Goal of the exercise: Write every record out again exactly, and keep images out of it.
--- BEGIN ---
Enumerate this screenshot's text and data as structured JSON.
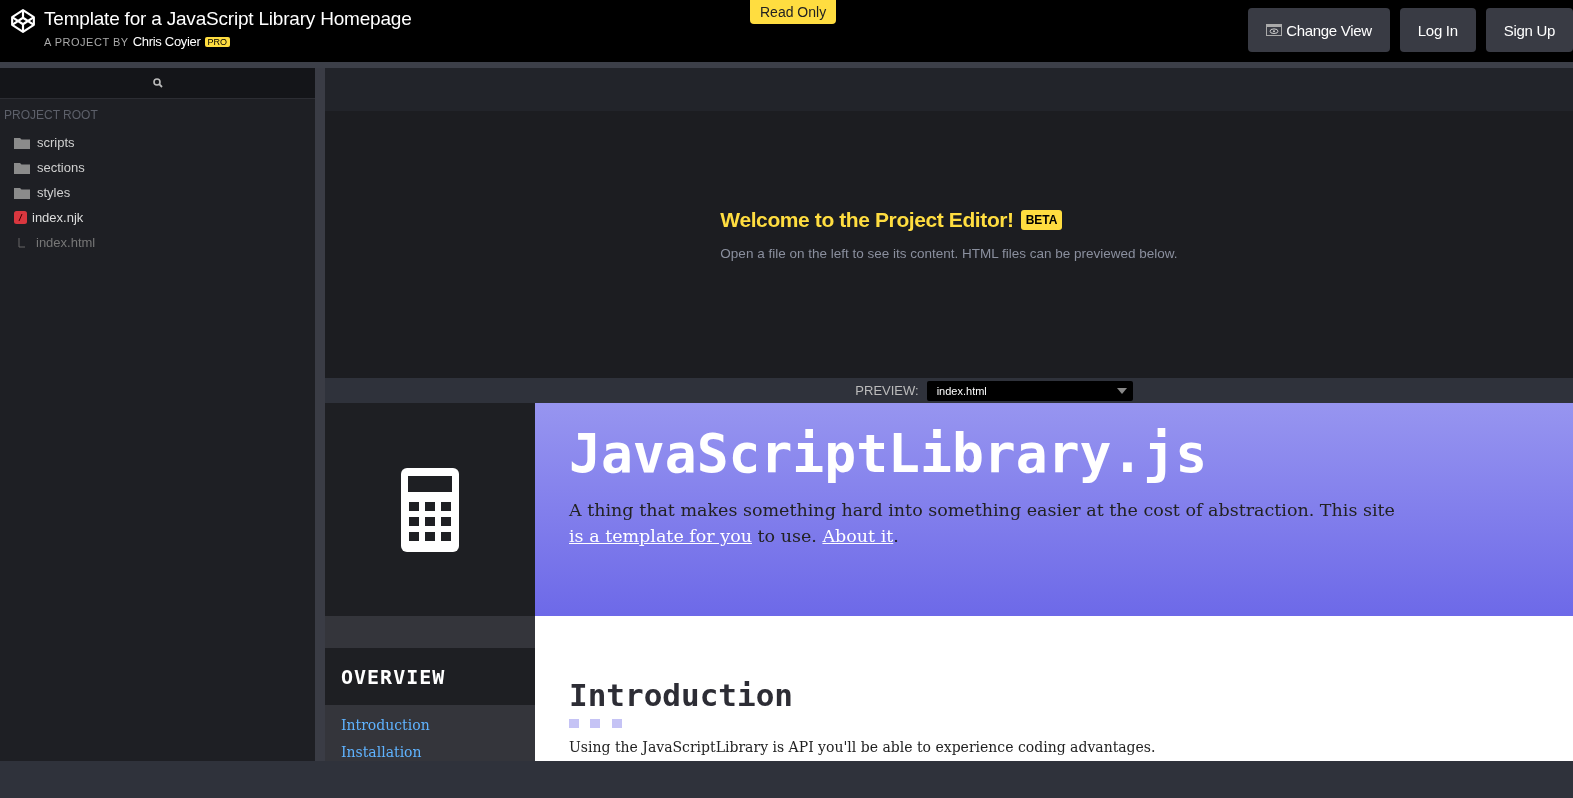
{
  "header": {
    "title": "Template for a JavaScript Library Homepage",
    "byline": "A PROJECT BY",
    "author": "Chris Coyier",
    "author_badge": "PRO",
    "mode_badge": "Read Only",
    "buttons": [
      {
        "label": "Change View",
        "kind": "view"
      },
      {
        "label": "Log In",
        "kind": "plain"
      },
      {
        "label": "Sign Up",
        "kind": "plain"
      }
    ]
  },
  "sidebar": {
    "heading": "PROJECT ROOT",
    "items": [
      {
        "label": "scripts",
        "kind": "folder"
      },
      {
        "label": "sections",
        "kind": "folder"
      },
      {
        "label": "styles",
        "kind": "folder"
      },
      {
        "label": "index.njk",
        "kind": "template",
        "children": [
          {
            "label": "index.html",
            "kind": "output"
          }
        ]
      }
    ]
  },
  "editor": {
    "welcome": "Welcome to the Project Editor!",
    "badge": "BETA",
    "hint": "Open a file on the left to see its content. HTML files can be previewed below."
  },
  "preview": {
    "label": "PREVIEW:",
    "file": "index.html",
    "site": {
      "title": "JavaScriptLibrary.js",
      "intro_parts": [
        {
          "text": "A thing that makes something hard into something easier at the cost of abstraction. This site ",
          "kind": "text"
        },
        {
          "text": "is a template for you",
          "kind": "link"
        },
        {
          "text": " to use. ",
          "kind": "text"
        },
        {
          "text": "About it",
          "kind": "link"
        },
        {
          "text": ".",
          "kind": "text"
        }
      ],
      "nav_heading": "OVERVIEW",
      "nav_items": [
        "Introduction",
        "Installation"
      ],
      "section_title": "Introduction",
      "section_text": "Using the JavaScriptLibrary is API you'll be able to experience coding advantages."
    }
  }
}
--- END ---
Output of the exercise:
Enumerate this screenshot's text and data as structured JSON.
{
  "header": {
    "title": "Template for a JavaScript Library Homepage",
    "byline": "A PROJECT BY",
    "author": "Chris Coyier",
    "author_badge": "PRO",
    "mode_badge": "Read Only",
    "buttons": [
      {
        "label": "Change View",
        "kind": "view"
      },
      {
        "label": "Log In",
        "kind": "plain"
      },
      {
        "label": "Sign Up",
        "kind": "plain"
      }
    ]
  },
  "sidebar": {
    "heading": "PROJECT ROOT",
    "items": [
      {
        "label": "scripts",
        "kind": "folder"
      },
      {
        "label": "sections",
        "kind": "folder"
      },
      {
        "label": "styles",
        "kind": "folder"
      },
      {
        "label": "index.njk",
        "kind": "template",
        "children": [
          {
            "label": "index.html",
            "kind": "output"
          }
        ]
      }
    ]
  },
  "editor": {
    "welcome": "Welcome to the Project Editor!",
    "badge": "BETA",
    "hint": "Open a file on the left to see its content. HTML files can be previewed below."
  },
  "preview": {
    "label": "PREVIEW:",
    "file": "index.html",
    "site": {
      "title": "JavaScriptLibrary.js",
      "intro_parts": [
        {
          "text": "A thing that makes something hard into something easier at the cost of abstraction. This site ",
          "kind": "text"
        },
        {
          "text": "is a template for you",
          "kind": "link"
        },
        {
          "text": " to use. ",
          "kind": "text"
        },
        {
          "text": "About it",
          "kind": "link"
        },
        {
          "text": ".",
          "kind": "text"
        }
      ],
      "nav_heading": "OVERVIEW",
      "nav_items": [
        "Introduction",
        "Installation"
      ],
      "section_title": "Introduction",
      "section_text": "Using the JavaScriptLibrary is API you'll be able to experience coding advantages."
    }
  }
}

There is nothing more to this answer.